• Task directions
Scan the entries below and count the lines holding the string "JSON". Supply only the number.

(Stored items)
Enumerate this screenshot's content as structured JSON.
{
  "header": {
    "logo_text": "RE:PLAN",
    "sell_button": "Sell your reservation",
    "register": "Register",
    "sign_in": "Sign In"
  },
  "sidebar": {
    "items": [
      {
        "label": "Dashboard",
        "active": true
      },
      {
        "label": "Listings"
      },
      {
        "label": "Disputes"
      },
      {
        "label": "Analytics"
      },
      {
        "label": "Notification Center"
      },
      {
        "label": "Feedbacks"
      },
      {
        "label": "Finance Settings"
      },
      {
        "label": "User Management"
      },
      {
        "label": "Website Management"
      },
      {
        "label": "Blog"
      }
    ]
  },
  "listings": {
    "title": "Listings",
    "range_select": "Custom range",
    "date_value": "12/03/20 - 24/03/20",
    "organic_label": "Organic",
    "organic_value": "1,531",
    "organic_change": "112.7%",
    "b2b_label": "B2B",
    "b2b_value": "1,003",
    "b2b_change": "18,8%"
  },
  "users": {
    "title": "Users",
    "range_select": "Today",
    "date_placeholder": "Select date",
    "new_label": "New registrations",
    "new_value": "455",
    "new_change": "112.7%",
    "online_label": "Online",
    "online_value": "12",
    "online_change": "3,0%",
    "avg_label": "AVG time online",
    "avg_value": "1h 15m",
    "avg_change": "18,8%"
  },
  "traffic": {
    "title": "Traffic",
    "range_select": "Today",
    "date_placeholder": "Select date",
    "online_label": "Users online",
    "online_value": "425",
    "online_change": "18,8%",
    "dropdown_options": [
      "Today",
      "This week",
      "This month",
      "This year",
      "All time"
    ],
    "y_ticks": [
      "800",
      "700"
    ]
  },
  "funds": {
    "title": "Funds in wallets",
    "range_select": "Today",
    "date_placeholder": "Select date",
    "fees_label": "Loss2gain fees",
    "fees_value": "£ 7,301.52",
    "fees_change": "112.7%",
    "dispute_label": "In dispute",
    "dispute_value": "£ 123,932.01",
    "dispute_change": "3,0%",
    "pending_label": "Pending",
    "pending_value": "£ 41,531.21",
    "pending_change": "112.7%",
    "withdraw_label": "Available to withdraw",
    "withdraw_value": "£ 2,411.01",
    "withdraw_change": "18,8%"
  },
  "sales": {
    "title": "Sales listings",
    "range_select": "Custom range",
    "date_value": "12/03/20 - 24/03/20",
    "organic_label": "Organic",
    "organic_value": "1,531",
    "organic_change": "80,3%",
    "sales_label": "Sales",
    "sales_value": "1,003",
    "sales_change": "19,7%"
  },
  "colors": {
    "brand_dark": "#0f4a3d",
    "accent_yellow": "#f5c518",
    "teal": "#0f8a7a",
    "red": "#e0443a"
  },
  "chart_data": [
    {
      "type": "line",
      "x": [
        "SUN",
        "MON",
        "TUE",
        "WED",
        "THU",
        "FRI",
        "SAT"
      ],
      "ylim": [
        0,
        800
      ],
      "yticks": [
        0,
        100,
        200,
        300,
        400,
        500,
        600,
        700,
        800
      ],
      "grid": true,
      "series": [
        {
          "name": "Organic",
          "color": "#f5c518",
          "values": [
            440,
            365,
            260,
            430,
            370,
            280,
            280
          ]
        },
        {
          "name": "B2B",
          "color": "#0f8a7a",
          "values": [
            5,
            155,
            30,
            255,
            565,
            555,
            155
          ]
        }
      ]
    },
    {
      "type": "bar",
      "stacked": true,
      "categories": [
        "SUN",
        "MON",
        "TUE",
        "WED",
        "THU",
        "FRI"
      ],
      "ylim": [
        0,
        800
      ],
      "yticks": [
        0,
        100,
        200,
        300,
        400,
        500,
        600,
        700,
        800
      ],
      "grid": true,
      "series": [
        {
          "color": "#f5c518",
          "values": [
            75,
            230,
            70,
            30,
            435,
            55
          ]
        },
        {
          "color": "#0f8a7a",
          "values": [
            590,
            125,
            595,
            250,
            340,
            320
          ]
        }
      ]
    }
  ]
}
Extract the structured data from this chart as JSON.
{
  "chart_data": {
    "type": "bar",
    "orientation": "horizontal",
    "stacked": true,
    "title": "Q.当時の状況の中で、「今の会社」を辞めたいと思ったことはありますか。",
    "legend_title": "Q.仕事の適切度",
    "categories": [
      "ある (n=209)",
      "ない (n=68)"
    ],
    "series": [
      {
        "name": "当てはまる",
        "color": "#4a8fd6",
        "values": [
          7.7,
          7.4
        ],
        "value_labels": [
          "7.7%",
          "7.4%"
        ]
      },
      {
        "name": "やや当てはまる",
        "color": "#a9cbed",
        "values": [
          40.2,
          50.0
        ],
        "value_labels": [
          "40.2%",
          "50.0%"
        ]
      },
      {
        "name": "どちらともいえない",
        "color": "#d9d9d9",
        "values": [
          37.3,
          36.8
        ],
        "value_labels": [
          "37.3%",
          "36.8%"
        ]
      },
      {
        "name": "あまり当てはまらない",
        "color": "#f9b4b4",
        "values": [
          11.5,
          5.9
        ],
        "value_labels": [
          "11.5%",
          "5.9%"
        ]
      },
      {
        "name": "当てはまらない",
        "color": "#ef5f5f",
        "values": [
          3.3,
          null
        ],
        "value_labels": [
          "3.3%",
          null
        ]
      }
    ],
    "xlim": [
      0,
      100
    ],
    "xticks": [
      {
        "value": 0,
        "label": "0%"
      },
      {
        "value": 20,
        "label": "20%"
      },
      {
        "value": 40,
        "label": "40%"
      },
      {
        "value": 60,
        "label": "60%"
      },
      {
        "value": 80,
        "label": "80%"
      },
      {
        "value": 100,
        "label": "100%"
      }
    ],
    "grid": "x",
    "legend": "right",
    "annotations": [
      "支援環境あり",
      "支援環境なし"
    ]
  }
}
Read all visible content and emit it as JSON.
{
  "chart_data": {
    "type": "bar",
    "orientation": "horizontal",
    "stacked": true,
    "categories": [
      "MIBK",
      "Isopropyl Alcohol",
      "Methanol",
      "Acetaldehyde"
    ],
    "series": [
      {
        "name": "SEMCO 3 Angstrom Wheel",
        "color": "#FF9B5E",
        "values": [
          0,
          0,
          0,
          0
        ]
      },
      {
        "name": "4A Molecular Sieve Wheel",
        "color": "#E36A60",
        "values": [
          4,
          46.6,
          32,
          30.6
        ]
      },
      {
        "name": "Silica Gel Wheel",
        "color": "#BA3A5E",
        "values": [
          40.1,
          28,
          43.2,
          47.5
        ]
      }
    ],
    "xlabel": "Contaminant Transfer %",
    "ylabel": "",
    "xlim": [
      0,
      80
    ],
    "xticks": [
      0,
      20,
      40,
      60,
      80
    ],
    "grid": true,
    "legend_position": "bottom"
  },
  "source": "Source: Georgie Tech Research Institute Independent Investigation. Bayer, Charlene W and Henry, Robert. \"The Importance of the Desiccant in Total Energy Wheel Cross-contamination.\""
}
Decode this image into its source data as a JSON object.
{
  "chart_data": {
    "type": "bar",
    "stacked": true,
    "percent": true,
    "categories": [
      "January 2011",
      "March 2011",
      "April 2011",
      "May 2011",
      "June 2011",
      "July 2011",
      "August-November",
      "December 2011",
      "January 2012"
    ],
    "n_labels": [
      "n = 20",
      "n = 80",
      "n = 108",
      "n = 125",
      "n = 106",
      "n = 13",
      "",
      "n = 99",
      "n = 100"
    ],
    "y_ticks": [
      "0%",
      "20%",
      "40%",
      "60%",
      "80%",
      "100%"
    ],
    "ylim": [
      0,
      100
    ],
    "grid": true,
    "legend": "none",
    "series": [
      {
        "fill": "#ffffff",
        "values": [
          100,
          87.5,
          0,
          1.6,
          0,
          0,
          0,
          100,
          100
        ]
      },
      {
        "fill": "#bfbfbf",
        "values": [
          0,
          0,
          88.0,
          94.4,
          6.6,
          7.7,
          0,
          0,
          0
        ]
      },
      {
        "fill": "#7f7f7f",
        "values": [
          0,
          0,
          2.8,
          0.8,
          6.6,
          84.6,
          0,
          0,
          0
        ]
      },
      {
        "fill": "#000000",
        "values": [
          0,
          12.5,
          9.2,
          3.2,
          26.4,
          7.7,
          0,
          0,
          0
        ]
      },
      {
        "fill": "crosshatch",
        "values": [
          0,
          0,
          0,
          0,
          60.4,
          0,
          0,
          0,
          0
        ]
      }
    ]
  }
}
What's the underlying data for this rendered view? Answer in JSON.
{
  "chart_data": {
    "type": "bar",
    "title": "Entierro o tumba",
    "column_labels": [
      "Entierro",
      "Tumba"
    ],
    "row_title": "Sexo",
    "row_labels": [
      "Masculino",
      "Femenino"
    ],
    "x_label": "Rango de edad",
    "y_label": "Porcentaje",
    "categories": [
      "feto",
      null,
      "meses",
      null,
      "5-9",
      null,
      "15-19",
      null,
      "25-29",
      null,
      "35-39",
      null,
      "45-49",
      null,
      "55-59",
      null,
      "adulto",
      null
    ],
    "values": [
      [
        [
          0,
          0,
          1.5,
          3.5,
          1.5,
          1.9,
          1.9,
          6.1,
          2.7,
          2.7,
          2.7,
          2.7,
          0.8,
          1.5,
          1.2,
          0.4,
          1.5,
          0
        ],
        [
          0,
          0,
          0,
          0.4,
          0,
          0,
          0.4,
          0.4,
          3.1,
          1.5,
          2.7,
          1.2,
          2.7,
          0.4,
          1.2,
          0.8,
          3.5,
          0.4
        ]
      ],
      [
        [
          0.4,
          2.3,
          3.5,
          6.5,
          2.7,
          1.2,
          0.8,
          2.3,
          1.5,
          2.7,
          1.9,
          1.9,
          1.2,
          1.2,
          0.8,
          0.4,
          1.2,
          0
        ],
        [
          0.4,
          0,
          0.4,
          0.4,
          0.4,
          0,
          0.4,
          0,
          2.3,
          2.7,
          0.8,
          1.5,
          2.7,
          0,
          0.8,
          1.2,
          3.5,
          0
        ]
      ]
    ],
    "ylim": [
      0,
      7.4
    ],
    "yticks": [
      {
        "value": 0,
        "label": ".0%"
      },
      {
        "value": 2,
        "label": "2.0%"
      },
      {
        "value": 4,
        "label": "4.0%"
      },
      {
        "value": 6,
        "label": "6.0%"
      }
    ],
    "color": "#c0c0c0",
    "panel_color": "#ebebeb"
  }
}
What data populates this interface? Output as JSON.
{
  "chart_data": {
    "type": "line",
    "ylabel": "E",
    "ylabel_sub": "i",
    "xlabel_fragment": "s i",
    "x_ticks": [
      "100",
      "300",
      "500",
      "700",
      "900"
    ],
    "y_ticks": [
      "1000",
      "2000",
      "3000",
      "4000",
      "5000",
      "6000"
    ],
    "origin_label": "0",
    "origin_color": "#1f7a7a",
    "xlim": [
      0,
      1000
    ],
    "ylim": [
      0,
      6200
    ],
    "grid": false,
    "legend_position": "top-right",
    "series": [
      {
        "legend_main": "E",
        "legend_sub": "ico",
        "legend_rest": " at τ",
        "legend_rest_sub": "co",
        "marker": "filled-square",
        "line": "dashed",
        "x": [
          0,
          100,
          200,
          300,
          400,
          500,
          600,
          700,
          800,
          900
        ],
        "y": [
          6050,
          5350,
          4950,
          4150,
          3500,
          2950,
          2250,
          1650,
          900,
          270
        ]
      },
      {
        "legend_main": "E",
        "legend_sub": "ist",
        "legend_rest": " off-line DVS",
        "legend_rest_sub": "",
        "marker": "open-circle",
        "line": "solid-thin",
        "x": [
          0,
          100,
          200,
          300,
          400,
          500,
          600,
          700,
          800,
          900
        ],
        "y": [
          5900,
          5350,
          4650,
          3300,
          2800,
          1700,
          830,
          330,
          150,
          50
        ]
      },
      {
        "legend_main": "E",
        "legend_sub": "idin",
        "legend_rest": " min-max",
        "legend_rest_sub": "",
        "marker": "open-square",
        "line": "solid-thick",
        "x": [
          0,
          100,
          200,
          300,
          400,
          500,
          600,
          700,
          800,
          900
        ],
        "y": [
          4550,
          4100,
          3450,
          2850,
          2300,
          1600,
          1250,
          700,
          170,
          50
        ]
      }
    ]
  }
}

• Expected answer
6